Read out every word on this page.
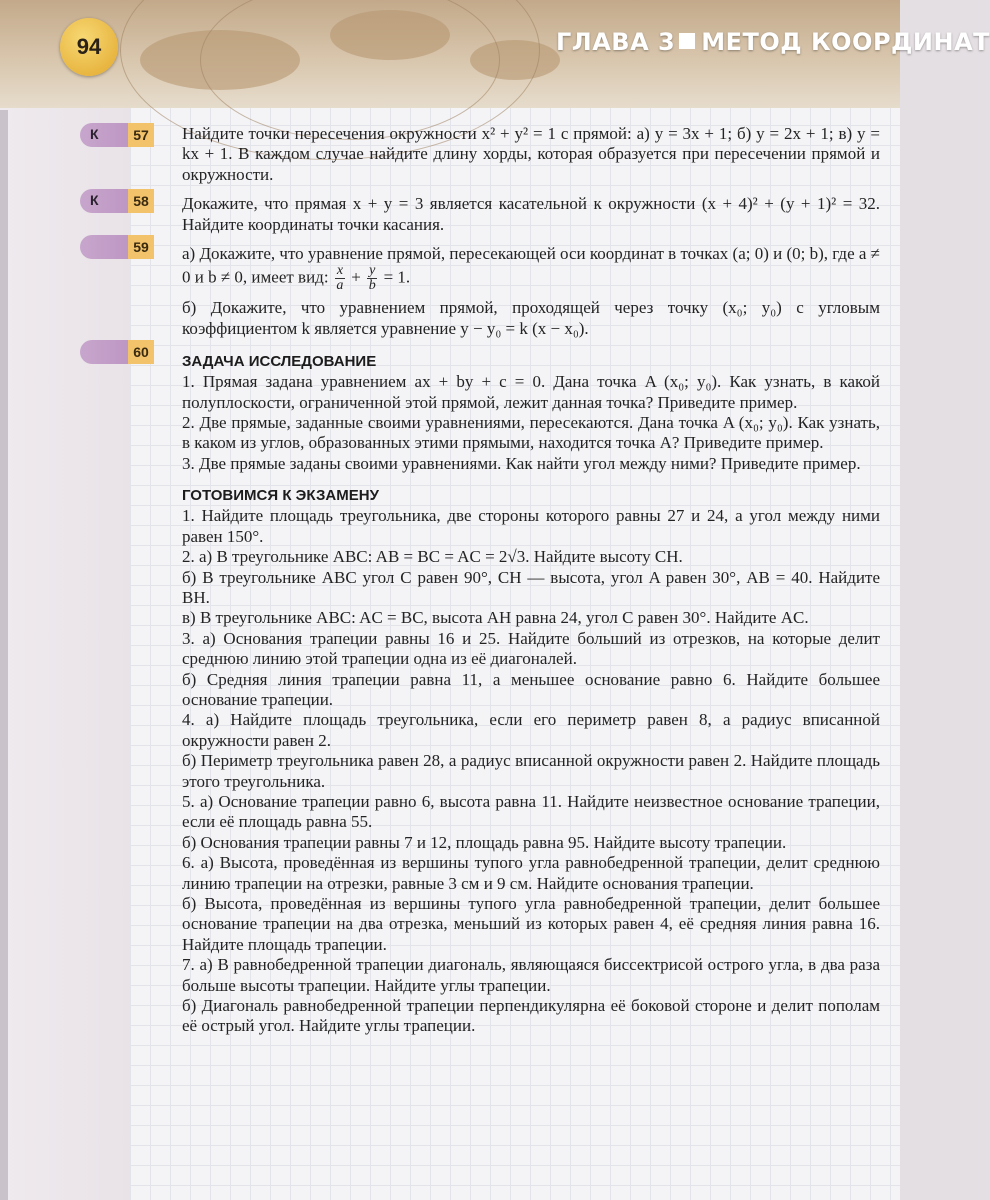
94	ГЛАВА 3 МЕТОД КООРДИНАТ
К	57
К	58
59
60

Найдите точки пересечения окружности x² + y² = 1 с прямой: а) y = 3x + 1; б) y = 2x + 1; в) y = kx + 1. В каждом случае найдите длину хорды, которая образуется при пересечении прямой и окружности.

Докажите, что прямая x + y = 3 является касательной к окружности (x + 4)² + (y + 1)² = 32. Найдите координаты точки касания.

а) Докажите, что уравнение прямой, пересекающей оси координат в точках (a; 0) и (0; b), где a ≠ 0 и b ≠ 0, имеет вид: $\frac{x}{a} + \frac{y}{b} = 1$.

б) Докажите, что уравнением прямой, проходящей через точку (x₀; y₀) с угловым коэффициентом k является уравнение y − y₀ = k (x − x₀).

ЗАДАЧА ИССЛЕДОВАНИЕ

1. Прямая задана уравнением ax + by + c = 0. Дана точка A (x₀; y₀). Как узнать, в какой полуплоскости, ограниченной этой прямой, лежит данная точка? Приведите пример.

2. Две прямые, заданные своими уравнениями, пересекаются. Дана точка A (x₀; y₀). Как узнать, в каком из углов, образованных этими прямыми, находится точка A? Приведите пример.

3. Две прямые заданы своими уравнениями. Как найти угол между ними? Приведите пример.

ГОТОВИМСЯ К ЭКЗАМЕНУ

1. Найдите площадь треугольника, две стороны которого равны 27 и 24, а угол между ними равен 150°.

2. а) В треугольнике ABC: AB = BC = AC = 2√3. Найдите высоту CH.

б) В треугольнике ABC угол C равен 90°, CH — высота, угол A равен 30°, AB = 40. Найдите BH.

в) В треугольнике ABC: AC = BC, высота AH равна 24, угол C равен 30°. Найдите AC.

3. а) Основания трапеции равны 16 и 25. Найдите больший из отрезков, на которые делит среднюю линию этой трапеции одна из её диагоналей.

б) Средняя линия трапеции равна 11, а меньшее основание равно 6. Найдите большее основание трапеции.

4. а) Найдите площадь треугольника, если его периметр равен 8, а радиус вписанной окружности равен 2.

б) Периметр треугольника равен 28, а радиус вписанной окружности равен 2. Найдите площадь этого треугольника.

5. а) Основание трапеции равно 6, высота равна 11. Найдите неизвестное основание трапеции, если её площадь равна 55.

б) Основания трапеции равны 7 и 12, площадь равна 95. Найдите высоту трапеции.

6. а) Высота, проведённая из вершины тупого угла равнобедренной трапеции, делит среднюю линию трапеции на отрезки, равные 3 см и 9 см. Найдите основания трапеции.

б) Высота, проведённая из вершины тупого угла равнобедренной трапеции, делит большее основание трапеции на два отрезка, меньший из которых равен 4, её средняя линия равна 16. Найдите площадь трапеции.

7. а) В равнобедренной трапеции диагональ, являющаяся биссектрисой острого угла, в два раза больше высоты трапеции. Найдите углы трапеции.

б) Диагональ равнобедренной трапеции перпендикулярна её боковой стороне и делит пополам её острый угол. Найдите углы трапеции.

════════════════

Your goal:
Print the full listing exactly, dropping the pictures.

Task output:
Read out every word on this page.
94	ГЛАВА 3 МЕТОД КООРДИНАТ
К	57
К	58
59
60

Найдите точки пересечения окружности x² + y² = 1 с прямой: а) y = 3x + 1; б) y = 2x + 1; в) y = kx + 1. В каждом случае найдите длину хорды, которая образуется при пересечении прямой и окружности.

Докажите, что прямая x + y = 3 является касательной к окружности (x + 4)² + (y + 1)² = 32. Найдите координаты точки касания.

а) Докажите, что уравнение прямой, пересекающей оси координат в точках (a; 0) и (0; b), где a ≠ 0 и b ≠ 0, имеет вид: $\frac{x}{a} + \frac{y}{b} = 1$.

б) Докажите, что уравнением прямой, проходящей через точку (x₀; y₀) с угловым коэффициентом k является уравнение y − y₀ = k (x − x₀).

ЗАДАЧА ИССЛЕДОВАНИЕ

1. Прямая задана уравнением ax + by + c = 0. Дана точка A (x₀; y₀). Как узнать, в какой полуплоскости, ограниченной этой прямой, лежит данная точка? Приведите пример.

2. Две прямые, заданные своими уравнениями, пересекаются. Дана точка A (x₀; y₀). Как узнать, в каком из углов, образованных этими прямыми, находится точка A? Приведите пример.

3. Две прямые заданы своими уравнениями. Как найти угол между ними? Приведите пример.

ГОТОВИМСЯ К ЭКЗАМЕНУ

1. Найдите площадь треугольника, две стороны которого равны 27 и 24, а угол между ними равен 150°.

2. а) В треугольнике ABC: AB = BC = AC = 2√3. Найдите высоту CH.

б) В треугольнике ABC угол C равен 90°, CH — высота, угол A равен 30°, AB = 40. Найдите BH.

в) В треугольнике ABC: AC = BC, высота AH равна 24, угол C равен 30°. Найдите AC.

3. а) Основания трапеции равны 16 и 25. Найдите больший из отрезков, на которые делит среднюю линию этой трапеции одна из её диагоналей.

б) Средняя линия трапеции равна 11, а меньшее основание равно 6. Найдите большее основание трапеции.

4. а) Найдите площадь треугольника, если его периметр равен 8, а радиус вписанной окружности равен 2.

б) Периметр треугольника равен 28, а радиус вписанной окружности равен 2. Найдите площадь этого треугольника.

5. а) Основание трапеции равно 6, высота равна 11. Найдите неизвестное основание трапеции, если её площадь равна 55.

б) Основания трапеции равны 7 и 12, площадь равна 95. Найдите высоту трапеции.

6. а) Высота, проведённая из вершины тупого угла равнобедренной трапеции, делит среднюю линию трапеции на отрезки, равные 3 см и 9 см. Найдите основания трапеции.

б) Высота, проведённая из вершины тупого угла равнобедренной трапеции, делит большее основание трапеции на два отрезка, меньший из которых равен 4, её средняя линия равна 16. Найдите площадь трапеции.

7. а) В равнобедренной трапеции диагональ, являющаяся биссектрисой острого угла, в два раза больше высоты трапеции. Найдите углы трапеции.

б) Диагональ равнобедренной трапеции перпендикулярна её боковой стороне и делит пополам её острый угол. Найдите углы трапеции.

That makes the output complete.